### Given instruction
Report how many lines contain "Management". The answer is a single number.

::: Input rows :::

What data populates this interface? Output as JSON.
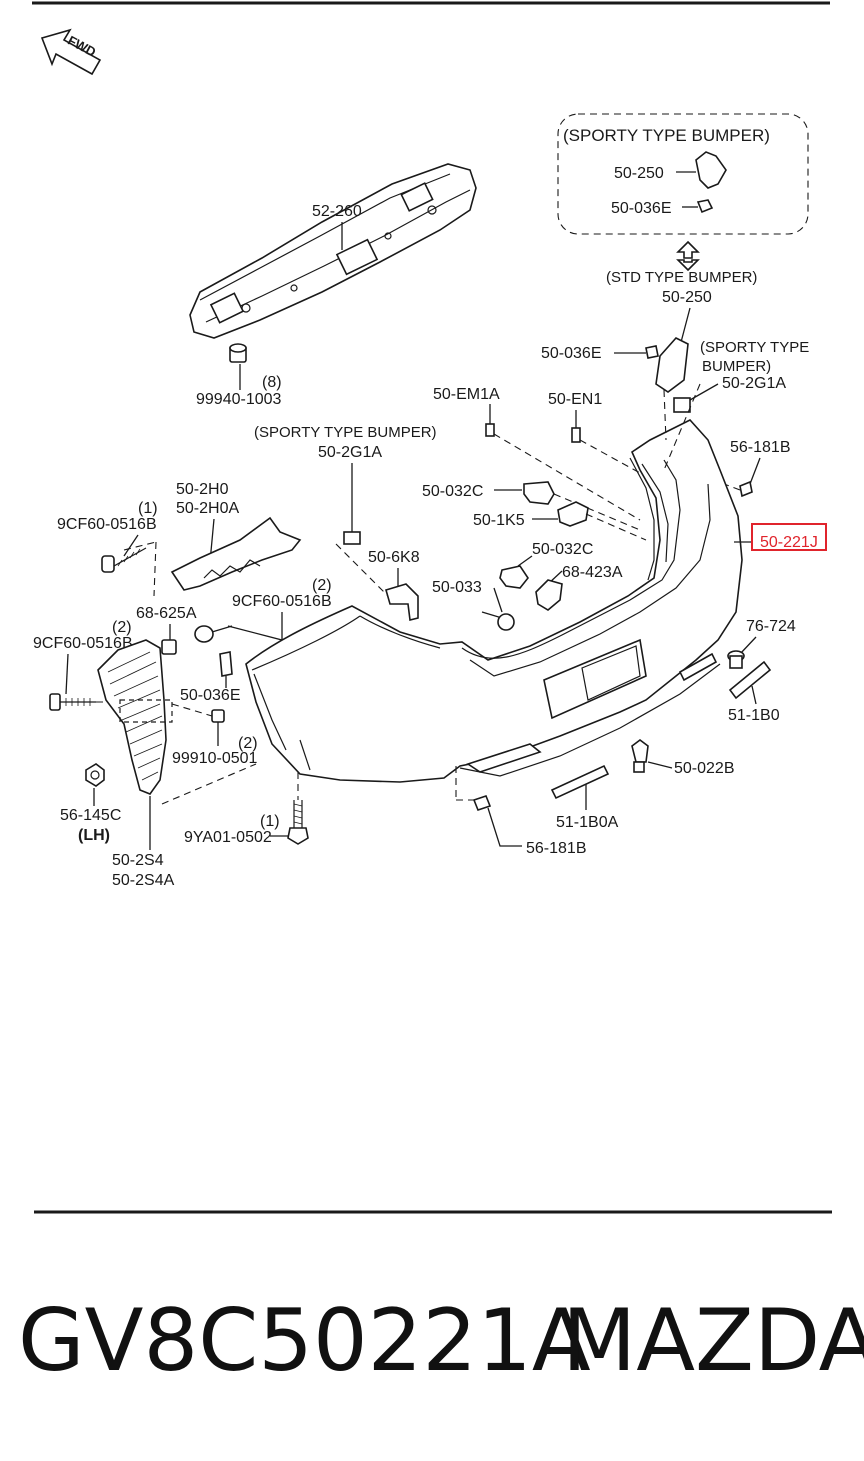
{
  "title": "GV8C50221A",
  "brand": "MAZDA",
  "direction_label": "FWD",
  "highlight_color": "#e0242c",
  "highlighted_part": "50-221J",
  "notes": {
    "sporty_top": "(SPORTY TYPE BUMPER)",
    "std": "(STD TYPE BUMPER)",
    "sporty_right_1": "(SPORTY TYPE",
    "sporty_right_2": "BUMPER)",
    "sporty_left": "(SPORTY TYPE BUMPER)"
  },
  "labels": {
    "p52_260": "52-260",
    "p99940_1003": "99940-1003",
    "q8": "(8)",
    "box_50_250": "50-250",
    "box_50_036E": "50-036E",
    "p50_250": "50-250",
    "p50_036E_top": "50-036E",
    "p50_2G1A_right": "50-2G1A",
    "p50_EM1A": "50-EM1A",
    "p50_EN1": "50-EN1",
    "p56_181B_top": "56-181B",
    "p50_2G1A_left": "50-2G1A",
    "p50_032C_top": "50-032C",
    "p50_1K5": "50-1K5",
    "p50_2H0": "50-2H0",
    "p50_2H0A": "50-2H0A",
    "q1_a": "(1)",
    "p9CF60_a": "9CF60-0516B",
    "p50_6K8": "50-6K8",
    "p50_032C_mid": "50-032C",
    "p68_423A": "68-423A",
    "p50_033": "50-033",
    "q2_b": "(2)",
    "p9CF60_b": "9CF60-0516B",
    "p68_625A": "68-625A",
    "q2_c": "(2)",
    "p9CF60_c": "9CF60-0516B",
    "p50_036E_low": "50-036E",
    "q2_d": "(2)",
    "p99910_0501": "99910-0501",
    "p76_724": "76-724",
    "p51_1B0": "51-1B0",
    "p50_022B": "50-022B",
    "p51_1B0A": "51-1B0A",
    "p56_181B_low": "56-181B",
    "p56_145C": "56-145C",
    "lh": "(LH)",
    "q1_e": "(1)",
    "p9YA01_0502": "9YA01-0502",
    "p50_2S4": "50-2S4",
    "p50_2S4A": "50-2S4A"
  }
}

:::
::: Input rows :::

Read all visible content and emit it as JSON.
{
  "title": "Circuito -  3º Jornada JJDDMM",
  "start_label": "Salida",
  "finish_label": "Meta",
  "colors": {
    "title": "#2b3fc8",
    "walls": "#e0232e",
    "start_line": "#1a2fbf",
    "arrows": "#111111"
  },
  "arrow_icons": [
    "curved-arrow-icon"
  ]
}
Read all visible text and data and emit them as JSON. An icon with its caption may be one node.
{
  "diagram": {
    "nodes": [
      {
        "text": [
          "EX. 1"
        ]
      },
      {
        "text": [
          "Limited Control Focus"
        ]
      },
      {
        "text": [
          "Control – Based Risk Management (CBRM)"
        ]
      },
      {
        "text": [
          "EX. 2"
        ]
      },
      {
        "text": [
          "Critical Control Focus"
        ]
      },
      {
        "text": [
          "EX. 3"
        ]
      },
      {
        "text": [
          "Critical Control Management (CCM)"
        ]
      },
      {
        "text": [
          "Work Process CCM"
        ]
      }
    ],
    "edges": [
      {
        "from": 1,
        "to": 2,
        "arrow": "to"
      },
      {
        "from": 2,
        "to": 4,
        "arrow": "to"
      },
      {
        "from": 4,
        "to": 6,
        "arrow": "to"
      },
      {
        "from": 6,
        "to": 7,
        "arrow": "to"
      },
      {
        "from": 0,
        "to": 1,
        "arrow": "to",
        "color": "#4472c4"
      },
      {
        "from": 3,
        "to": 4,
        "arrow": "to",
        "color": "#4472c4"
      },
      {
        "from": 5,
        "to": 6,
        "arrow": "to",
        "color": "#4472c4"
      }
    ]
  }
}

:::

### Exercise answer
2